### Provided records
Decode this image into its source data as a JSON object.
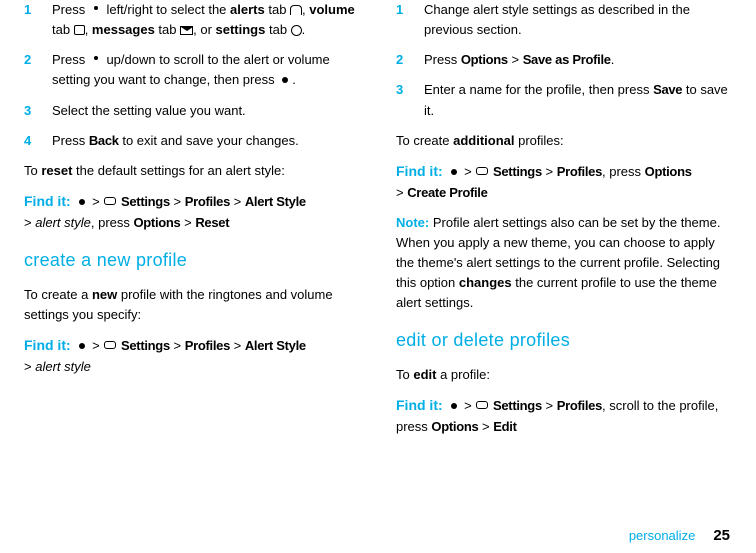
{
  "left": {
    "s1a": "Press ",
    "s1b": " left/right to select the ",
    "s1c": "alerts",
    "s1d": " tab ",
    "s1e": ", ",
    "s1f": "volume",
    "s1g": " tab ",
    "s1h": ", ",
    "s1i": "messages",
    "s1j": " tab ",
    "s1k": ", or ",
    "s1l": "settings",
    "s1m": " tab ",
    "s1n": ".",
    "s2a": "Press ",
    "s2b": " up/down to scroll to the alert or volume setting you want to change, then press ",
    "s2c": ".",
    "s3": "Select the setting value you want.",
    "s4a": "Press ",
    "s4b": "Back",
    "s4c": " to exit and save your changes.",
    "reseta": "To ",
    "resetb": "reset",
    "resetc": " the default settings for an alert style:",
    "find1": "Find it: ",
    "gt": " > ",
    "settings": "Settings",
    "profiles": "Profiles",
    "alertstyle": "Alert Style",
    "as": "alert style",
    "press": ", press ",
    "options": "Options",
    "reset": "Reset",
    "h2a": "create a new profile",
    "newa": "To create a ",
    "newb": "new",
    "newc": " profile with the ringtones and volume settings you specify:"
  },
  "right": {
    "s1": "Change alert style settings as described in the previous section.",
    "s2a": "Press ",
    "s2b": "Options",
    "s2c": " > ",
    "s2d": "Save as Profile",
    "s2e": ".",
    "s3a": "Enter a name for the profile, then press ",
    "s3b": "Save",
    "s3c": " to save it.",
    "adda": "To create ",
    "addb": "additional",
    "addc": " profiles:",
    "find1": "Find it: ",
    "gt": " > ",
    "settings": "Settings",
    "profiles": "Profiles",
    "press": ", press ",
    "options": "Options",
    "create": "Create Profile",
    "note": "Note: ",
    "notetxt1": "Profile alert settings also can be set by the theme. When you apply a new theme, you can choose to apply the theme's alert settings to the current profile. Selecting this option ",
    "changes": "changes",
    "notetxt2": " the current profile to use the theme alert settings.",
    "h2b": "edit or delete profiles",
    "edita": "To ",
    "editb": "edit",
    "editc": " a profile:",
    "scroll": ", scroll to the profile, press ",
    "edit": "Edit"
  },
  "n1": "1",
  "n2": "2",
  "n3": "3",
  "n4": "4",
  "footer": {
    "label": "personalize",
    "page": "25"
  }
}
######
Your task | Quote the material exactly. Pictures stay out.

Answer to this task |
Decode this image into its source data as a JSON object.
{
  "left": {
    "s1a": "Press ",
    "s1b": " left/right to select the ",
    "s1c": "alerts",
    "s1d": " tab ",
    "s1e": ", ",
    "s1f": "volume",
    "s1g": " tab ",
    "s1h": ", ",
    "s1i": "messages",
    "s1j": " tab ",
    "s1k": ", or ",
    "s1l": "settings",
    "s1m": " tab ",
    "s1n": ".",
    "s2a": "Press ",
    "s2b": " up/down to scroll to the alert or volume setting you want to change, then press ",
    "s2c": ".",
    "s3": "Select the setting value you want.",
    "s4a": "Press ",
    "s4b": "Back",
    "s4c": " to exit and save your changes.",
    "reseta": "To ",
    "resetb": "reset",
    "resetc": " the default settings for an alert style:",
    "find1": "Find it: ",
    "gt": " > ",
    "settings": "Settings",
    "profiles": "Profiles",
    "alertstyle": "Alert Style",
    "as": "alert style",
    "press": ", press ",
    "options": "Options",
    "reset": "Reset",
    "h2a": "create a new profile",
    "newa": "To create a ",
    "newb": "new",
    "newc": " profile with the ringtones and volume settings you specify:"
  },
  "right": {
    "s1": "Change alert style settings as described in the previous section.",
    "s2a": "Press ",
    "s2b": "Options",
    "s2c": " > ",
    "s2d": "Save as Profile",
    "s2e": ".",
    "s3a": "Enter a name for the profile, then press ",
    "s3b": "Save",
    "s3c": " to save it.",
    "adda": "To create ",
    "addb": "additional",
    "addc": " profiles:",
    "find1": "Find it: ",
    "gt": " > ",
    "settings": "Settings",
    "profiles": "Profiles",
    "press": ", press ",
    "options": "Options",
    "create": "Create Profile",
    "note": "Note: ",
    "notetxt1": "Profile alert settings also can be set by the theme. When you apply a new theme, you can choose to apply the theme's alert settings to the current profile. Selecting this option ",
    "changes": "changes",
    "notetxt2": " the current profile to use the theme alert settings.",
    "h2b": "edit or delete profiles",
    "edita": "To ",
    "editb": "edit",
    "editc": " a profile:",
    "scroll": ", scroll to the profile, press ",
    "edit": "Edit"
  },
  "n1": "1",
  "n2": "2",
  "n3": "3",
  "n4": "4",
  "footer": {
    "label": "personalize",
    "page": "25"
  }
}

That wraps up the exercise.